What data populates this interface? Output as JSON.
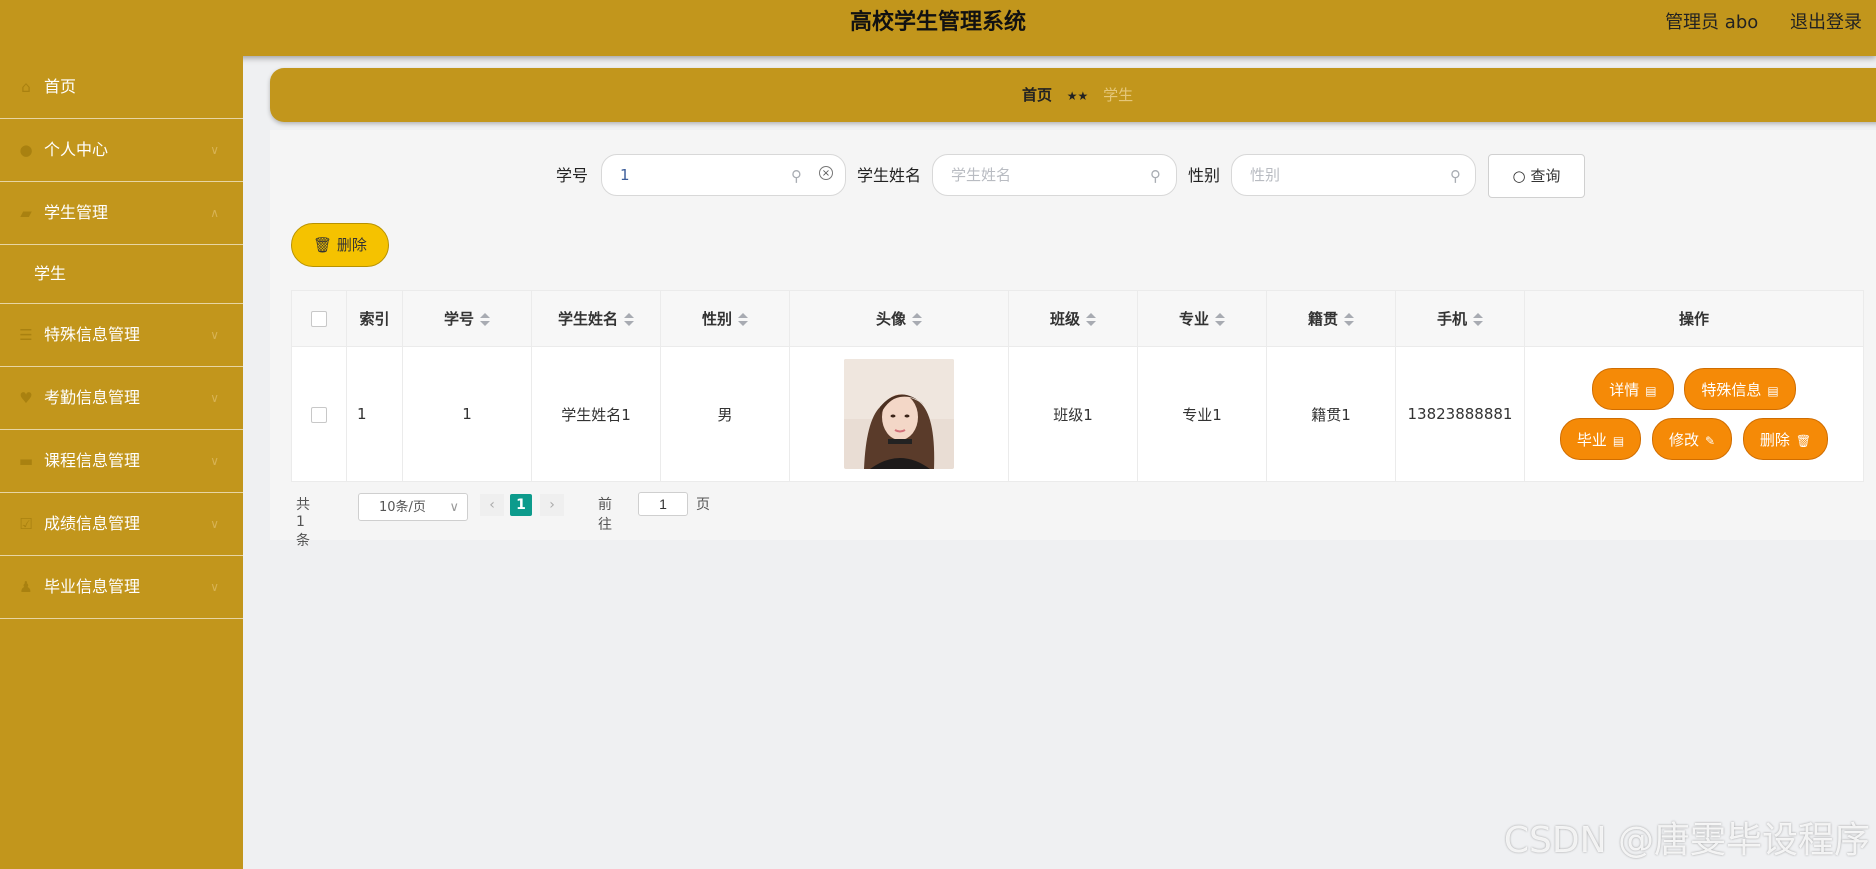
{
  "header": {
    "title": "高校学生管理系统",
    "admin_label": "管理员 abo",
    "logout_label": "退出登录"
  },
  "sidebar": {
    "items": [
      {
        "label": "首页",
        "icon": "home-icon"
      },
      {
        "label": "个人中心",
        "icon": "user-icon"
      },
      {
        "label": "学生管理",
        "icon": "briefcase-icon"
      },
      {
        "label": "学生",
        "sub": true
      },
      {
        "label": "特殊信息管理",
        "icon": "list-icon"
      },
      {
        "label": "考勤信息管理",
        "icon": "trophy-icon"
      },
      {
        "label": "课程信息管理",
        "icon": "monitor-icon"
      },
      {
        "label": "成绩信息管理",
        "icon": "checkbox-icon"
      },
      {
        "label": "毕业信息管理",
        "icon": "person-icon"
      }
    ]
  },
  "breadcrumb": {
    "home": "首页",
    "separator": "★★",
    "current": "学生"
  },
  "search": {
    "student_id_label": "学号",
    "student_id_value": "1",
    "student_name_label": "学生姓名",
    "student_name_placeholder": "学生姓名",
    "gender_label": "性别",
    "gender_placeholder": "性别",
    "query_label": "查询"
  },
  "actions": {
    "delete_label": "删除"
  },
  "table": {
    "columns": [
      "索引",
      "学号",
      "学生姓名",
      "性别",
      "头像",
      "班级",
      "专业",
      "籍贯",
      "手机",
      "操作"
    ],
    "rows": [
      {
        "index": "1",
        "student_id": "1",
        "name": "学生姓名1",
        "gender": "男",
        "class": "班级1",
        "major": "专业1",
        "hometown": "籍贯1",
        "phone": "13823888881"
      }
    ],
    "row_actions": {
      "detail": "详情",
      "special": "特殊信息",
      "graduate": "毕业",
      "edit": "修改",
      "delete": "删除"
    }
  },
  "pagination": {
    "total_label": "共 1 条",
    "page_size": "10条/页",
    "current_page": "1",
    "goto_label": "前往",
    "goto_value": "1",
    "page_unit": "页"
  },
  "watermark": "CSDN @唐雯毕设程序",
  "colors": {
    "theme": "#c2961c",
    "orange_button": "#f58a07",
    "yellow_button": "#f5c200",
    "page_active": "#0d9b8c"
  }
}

——

TASK STATEMENT:
Copy every line of the data word for word, omitting the images.

EXPECTED OUTPUT:
What data populates this interface? Output as JSON.
{
  "header": {
    "title": "高校学生管理系统",
    "admin_label": "管理员 abo",
    "logout_label": "退出登录"
  },
  "sidebar": {
    "items": [
      {
        "label": "首页",
        "icon": "home-icon"
      },
      {
        "label": "个人中心",
        "icon": "user-icon"
      },
      {
        "label": "学生管理",
        "icon": "briefcase-icon"
      },
      {
        "label": "学生",
        "sub": true
      },
      {
        "label": "特殊信息管理",
        "icon": "list-icon"
      },
      {
        "label": "考勤信息管理",
        "icon": "trophy-icon"
      },
      {
        "label": "课程信息管理",
        "icon": "monitor-icon"
      },
      {
        "label": "成绩信息管理",
        "icon": "checkbox-icon"
      },
      {
        "label": "毕业信息管理",
        "icon": "person-icon"
      }
    ]
  },
  "breadcrumb": {
    "home": "首页",
    "separator": "★★",
    "current": "学生"
  },
  "search": {
    "student_id_label": "学号",
    "student_id_value": "1",
    "student_name_label": "学生姓名",
    "student_name_placeholder": "学生姓名",
    "gender_label": "性别",
    "gender_placeholder": "性别",
    "query_label": "查询"
  },
  "actions": {
    "delete_label": "删除"
  },
  "table": {
    "columns": [
      "索引",
      "学号",
      "学生姓名",
      "性别",
      "头像",
      "班级",
      "专业",
      "籍贯",
      "手机",
      "操作"
    ],
    "rows": [
      {
        "index": "1",
        "student_id": "1",
        "name": "学生姓名1",
        "gender": "男",
        "class": "班级1",
        "major": "专业1",
        "hometown": "籍贯1",
        "phone": "13823888881"
      }
    ],
    "row_actions": {
      "detail": "详情",
      "special": "特殊信息",
      "graduate": "毕业",
      "edit": "修改",
      "delete": "删除"
    }
  },
  "pagination": {
    "total_label": "共 1 条",
    "page_size": "10条/页",
    "current_page": "1",
    "goto_label": "前往",
    "goto_value": "1",
    "page_unit": "页"
  },
  "watermark": "CSDN @唐雯毕设程序",
  "colors": {
    "theme": "#c2961c",
    "orange_button": "#f58a07",
    "yellow_button": "#f5c200",
    "page_active": "#0d9b8c"
  }
}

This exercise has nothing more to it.